(AVAILABLE DATA):
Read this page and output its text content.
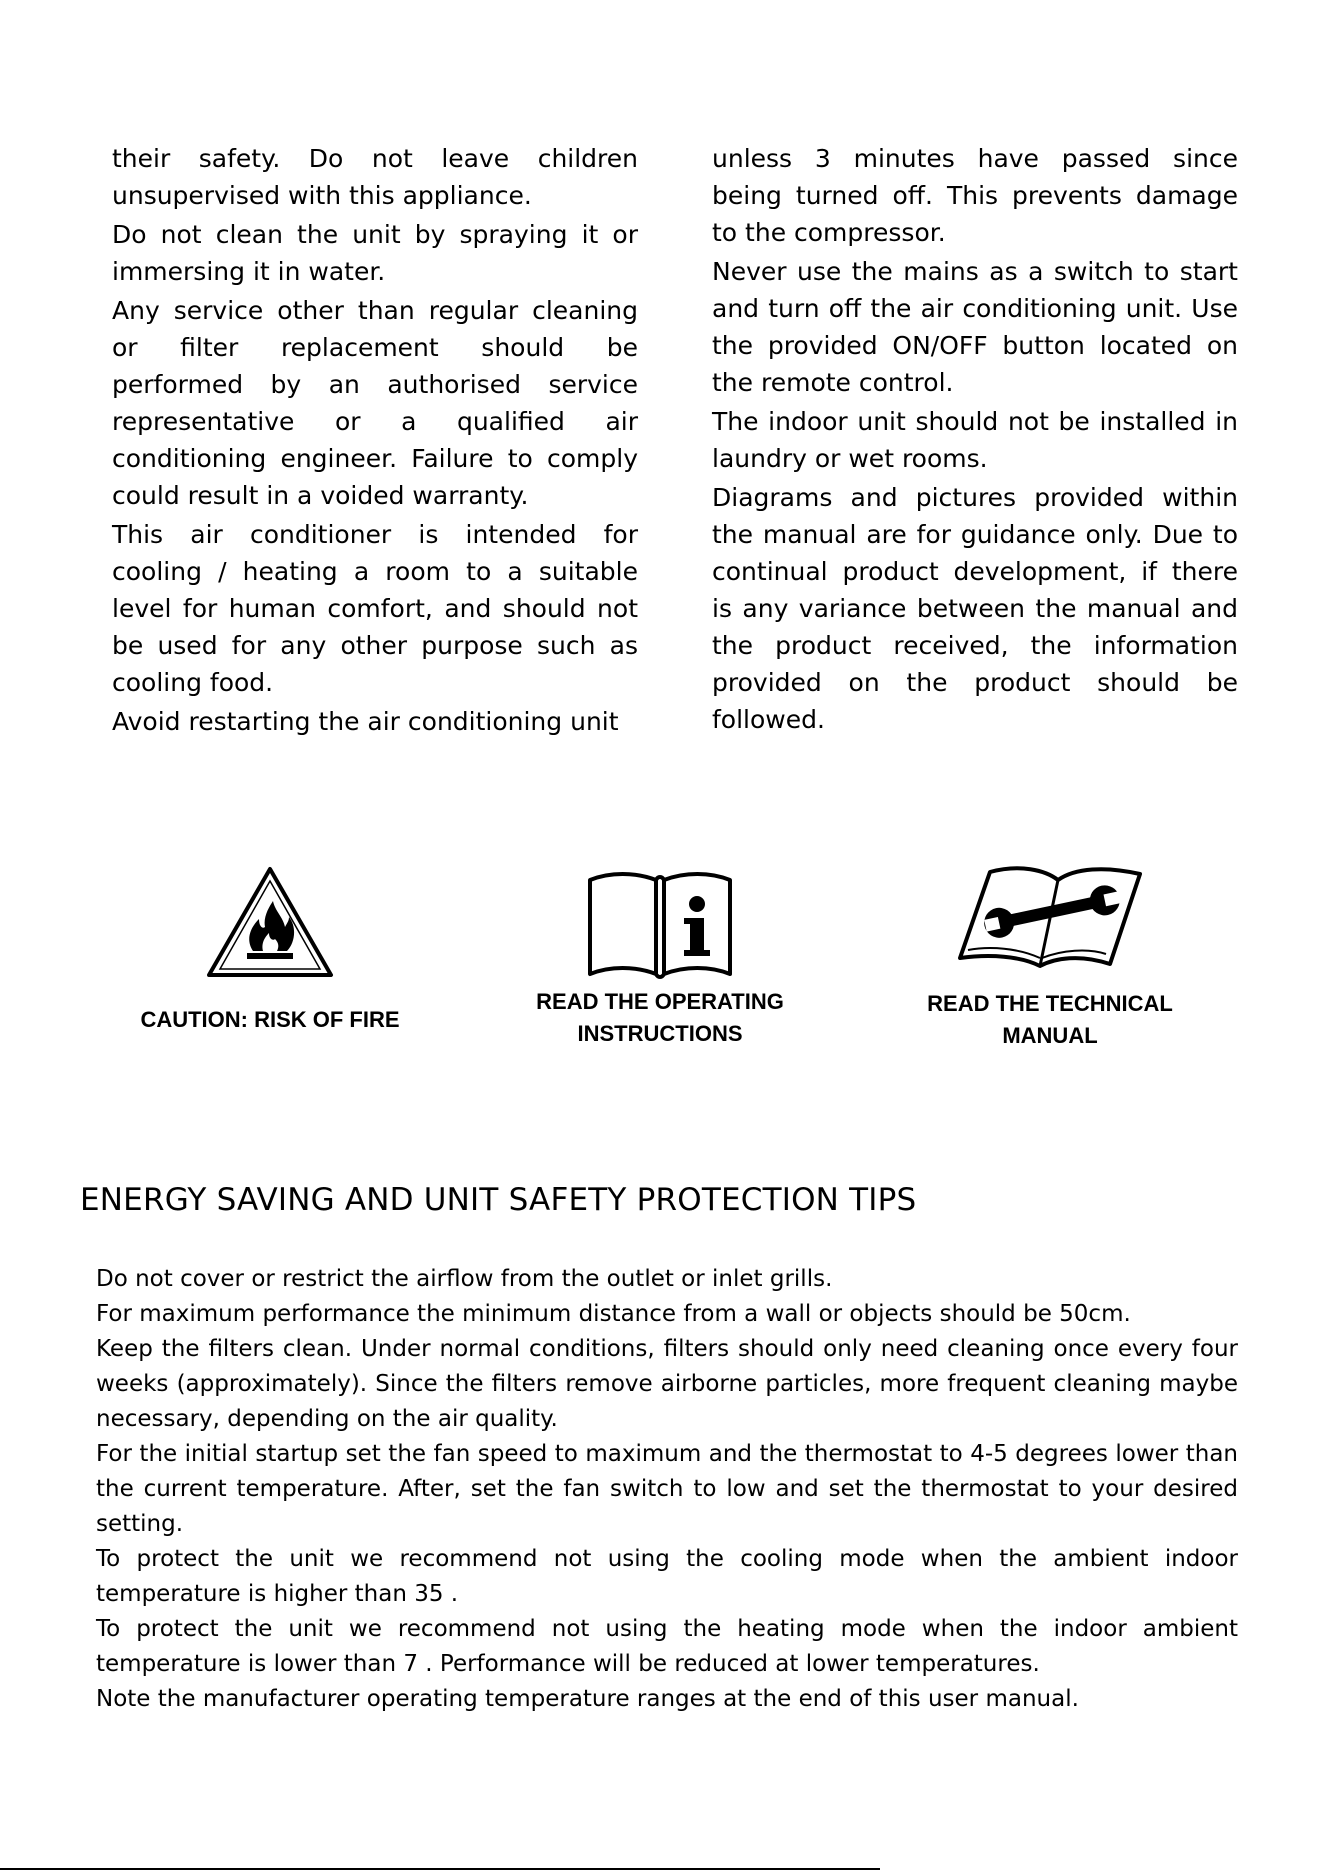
their safety. Do not leave children unsupervised with this appliance.

Do not clean the unit by spraying it or immersing it in water.

Any service other than regular cleaning or filter replacement should be performed by an authorised service representative or a qualified air conditioning engineer. Failure to comply could result in a voided warranty.

This air conditioner is intended for cooling / heating a room to a suitable level for human comfort, and should not be used for any other purpose such as cooling food.

Avoid restarting the air conditioning unit

unless 3 minutes have passed since being turned off. This prevents damage to the compressor.

Never use the mains as a switch to start and turn off the air conditioning unit. Use the provided ON/OFF button located on the remote control.

The indoor unit should not be installed in laundry or wet rooms.

Diagrams and pictures provided within the manual are for guidance only. Due to continual product development, if there is any variance between the manual and the product received, the information provided on the product should be followed.

CAUTION: RISK OF FIRE
READ THE OPERATING
INSTRUCTIONS
READ THE TECHNICAL
MANUAL
ENERGY SAVING AND UNIT SAFETY PROTECTION TIPS

Do not cover or restrict the airflow from the outlet or inlet grills.

For maximum performance the minimum distance from a wall or objects should be 50cm.

Keep the filters clean. Under normal conditions, filters should only need cleaning once every four weeks (approximately). Since the filters remove airborne particles, more frequent cleaning maybe necessary, depending on the air quality.

For the initial startup set the fan speed to maximum and the thermostat to 4-5 degrees lower than the current temperature. After, set the fan switch to low and set the thermostat to your desired setting.

To protect the unit we recommend not using the cooling mode when the ambient indoor temperature is higher than 35 .

To protect the unit we recommend not using the heating mode when the indoor ambient temperature is lower than 7 . Performance will be reduced at lower temperatures.

Note the manufacturer operating temperature ranges at the end of this user manual.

(STATED EXERCISE): Transcribe the records above exactly, leaving out every picture.

(EXERCISE ANSWER):
Read this page and output its text content.
their safety. Do not leave children unsupervised with this appliance.

Do not clean the unit by spraying it or immersing it in water.

Any service other than regular cleaning or filter replacement should be performed by an authorised service representative or a qualified air conditioning engineer. Failure to comply could result in a voided warranty.

This air conditioner is intended for cooling / heating a room to a suitable level for human comfort, and should not be used for any other purpose such as cooling food.

Avoid restarting the air conditioning unit

unless 3 minutes have passed since being turned off. This prevents damage to the compressor.

Never use the mains as a switch to start and turn off the air conditioning unit. Use the provided ON/OFF button located on the remote control.

The indoor unit should not be installed in laundry or wet rooms.

Diagrams and pictures provided within the manual are for guidance only. Due to continual product development, if there is any variance between the manual and the product received, the information provided on the product should be followed.

CAUTION: RISK OF FIRE
READ THE OPERATING
INSTRUCTIONS
READ THE TECHNICAL
MANUAL
ENERGY SAVING AND UNIT SAFETY PROTECTION TIPS

Do not cover or restrict the airflow from the outlet or inlet grills.

For maximum performance the minimum distance from a wall or objects should be 50cm.

Keep the filters clean. Under normal conditions, filters should only need cleaning once every four weeks (approximately). Since the filters remove airborne particles, more frequent cleaning maybe necessary, depending on the air quality.

For the initial startup set the fan speed to maximum and the thermostat to 4-5 degrees lower than the current temperature. After, set the fan switch to low and set the thermostat to your desired setting.

To protect the unit we recommend not using the cooling mode when the ambient indoor temperature is higher than 35 .

To protect the unit we recommend not using the heating mode when the indoor ambient temperature is lower than 7 . Performance will be reduced at lower temperatures.

Note the manufacturer operating temperature ranges at the end of this user manual.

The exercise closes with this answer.